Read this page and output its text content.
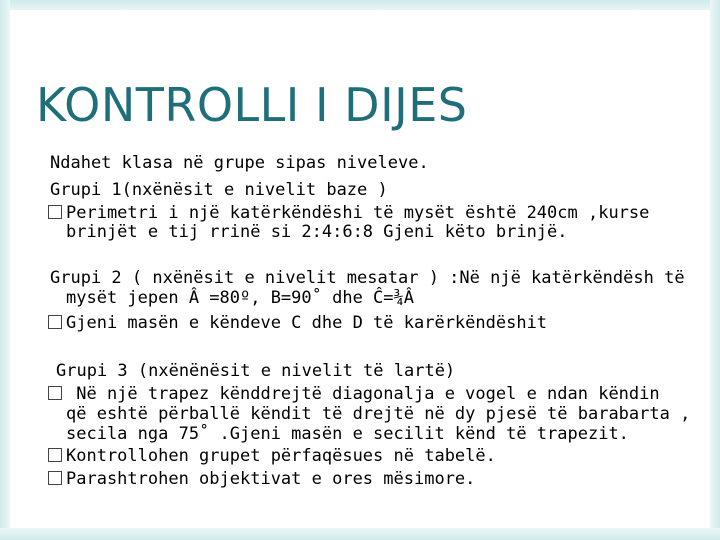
KONTROLLI I DIJES
Ndahet klasa në grupe sipas niveleve.
Grupi 1(nxënësit e nivelit baze )
Perimetri i një katërkëndëshi të mysët është 240cm ,kurse
brinjët e tij rrinë si 2:4:6:8 Gjeni këto brinjë.
Grupi 2 ( nxënësit e nivelit mesatar ) :Në një katërkëndësh të
mysët jepen Â =80º, B=90˚ dhe Ĉ=¾Â
Gjeni masën e këndeve C dhe D të karërkëndëshit
Grupi 3 (nxënënësit e nivelit të lartë)
Në një trapez kënddrejtë diagonalja e vogel e ndan këndin
që eshtë përballë këndit të drejtë në dy pjesë të barabarta ,
secila nga 75˚ .Gjeni masën e secilit kënd të trapezit.
Kontrollohen grupet përfaqësues në tabelë.
Parashtrohen objektivat e ores mësimore.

---

## [What the task requires]
Output the data above without changes, apart from leaving out the pictures.

## [Exercise result]
Read this page and output its text content.
KONTROLLI I DIJES
Ndahet klasa në grupe sipas niveleve.
Grupi 1(nxënësit e nivelit baze )
Perimetri i një katërkëndëshi të mysët është 240cm ,kurse
brinjët e tij rrinë si 2:4:6:8 Gjeni këto brinjë.
Grupi 2 ( nxënësit e nivelit mesatar ) :Në një katërkëndësh të
mysët jepen Â =80º, B=90˚ dhe Ĉ=¾Â
Gjeni masën e këndeve C dhe D të karërkëndëshit
Grupi 3 (nxënënësit e nivelit të lartë)
Në një trapez kënddrejtë diagonalja e vogel e ndan këndin
që eshtë përballë këndit të drejtë në dy pjesë të barabarta ,
secila nga 75˚ .Gjeni masën e secilit kënd të trapezit.
Kontrollohen grupet përfaqësues në tabelë.
Parashtrohen objektivat e ores mësimore.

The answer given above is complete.